------ INFORMATION PROVIDED

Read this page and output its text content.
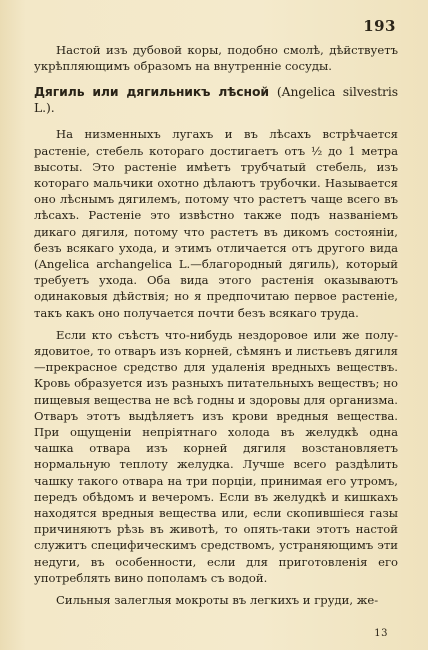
193

Настой изъ дубовой коры, подобно смолѣ, дѣйствуетъ укрѣпляющимъ образомъ на внутренніе сосуды.

Дягиль или дягильникъ лѣсной (Angelica silvestris L.).

На низменныхъ лугахъ и въ лѣсахъ встрѣчается растеніе, стебель котораго достигаетъ отъ ½ до 1 метра высоты. Это растеніе имѣетъ трубчатый стебель, изъ котораго мальчики охотно дѣлаютъ трубочки. Называется оно лѣснымъ дягилемъ, потому что растетъ чаще всего въ лѣсахъ. Растеніе это извѣстно также подъ названіемъ дикаго дягиля, потому что растетъ въ дикомъ состояніи, безъ всякаго ухода, и этимъ отличается отъ другого вида (Angelica archangelica L.—благородный дягиль), который требуетъ ухода. Оба вида этого растенія оказываютъ одинаковыя дѣйствія; но я предпочитаю первое растеніе, такъ какъ оно получается почти безъ всякаго труда.

Если кто съѣстъ что-нибудь нездоровое или же полу-ядовитое, то отваръ изъ корней, сѣмянъ и листьевъ дягиля—прекрасное средство для удаленія вредныхъ веществъ. Кровь образуется изъ разныхъ питательныхъ веществъ; но пищевыя вещества не всѣ годны и здоровы для организма. Отваръ этотъ выдѣляетъ изъ крови вредныя вещества. При ощущеніи непріятнаго холода въ желудкѣ одна чашка отвара изъ корней дягиля возстановляетъ нормальную теплоту желудка. Лучше всего раздѣлить чашку такого отвара на три порціи, принимая его утромъ, передъ обѣдомъ и вечеромъ. Если въ желудкѣ и кишкахъ находятся вредныя вещества или, если скопившіеся газы причиняютъ рѣзь въ животѣ, то опять-таки этотъ настой служитъ специфическимъ средствомъ, устраняющимъ эти недуги, въ особенности, если для приготовленія его употреблять вино пополамъ съ водой.

Сильныя залеглыя мокроты въ легкихъ и груди, же-

13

------------

§ WRITTEN PROBLEM:
Leave the images out, please, and restate each line word for word.

§ WRITTEN SOLUTION:
Read this page and output its text content.
193

Настой изъ дубовой коры, подобно смолѣ, дѣйствуетъ укрѣпляющимъ образомъ на внутренніе сосуды.

Дягиль или дягильникъ лѣсной (Angelica silvestris L.).

На низменныхъ лугахъ и въ лѣсахъ встрѣчается растеніе, стебель котораго достигаетъ отъ ½ до 1 метра высоты. Это растеніе имѣетъ трубчатый стебель, изъ котораго мальчики охотно дѣлаютъ трубочки. Называется оно лѣснымъ дягилемъ, потому что растетъ чаще всего въ лѣсахъ. Растеніе это извѣстно также подъ названіемъ дикаго дягиля, потому что растетъ въ дикомъ состояніи, безъ всякаго ухода, и этимъ отличается отъ другого вида (Angelica archangelica L.—благородный дягиль), который требуетъ ухода. Оба вида этого растенія оказываютъ одинаковыя дѣйствія; но я предпочитаю первое растеніе, такъ какъ оно получается почти безъ всякаго труда.

Если кто съѣстъ что-нибудь нездоровое или же полу-ядовитое, то отваръ изъ корней, сѣмянъ и листьевъ дягиля—прекрасное средство для удаленія вредныхъ веществъ. Кровь образуется изъ разныхъ питательныхъ веществъ; но пищевыя вещества не всѣ годны и здоровы для организма. Отваръ этотъ выдѣляетъ изъ крови вредныя вещества. При ощущеніи непріятнаго холода въ желудкѣ одна чашка отвара изъ корней дягиля возстановляетъ нормальную теплоту желудка. Лучше всего раздѣлить чашку такого отвара на три порціи, принимая его утромъ, передъ обѣдомъ и вечеромъ. Если въ желудкѣ и кишкахъ находятся вредныя вещества или, если скопившіеся газы причиняютъ рѣзь въ животѣ, то опять-таки этотъ настой служитъ специфическимъ средствомъ, устраняющимъ эти недуги, въ особенности, если для приготовленія его употреблять вино пополамъ съ водой.

Сильныя залеглыя мокроты въ легкихъ и груди, же-

13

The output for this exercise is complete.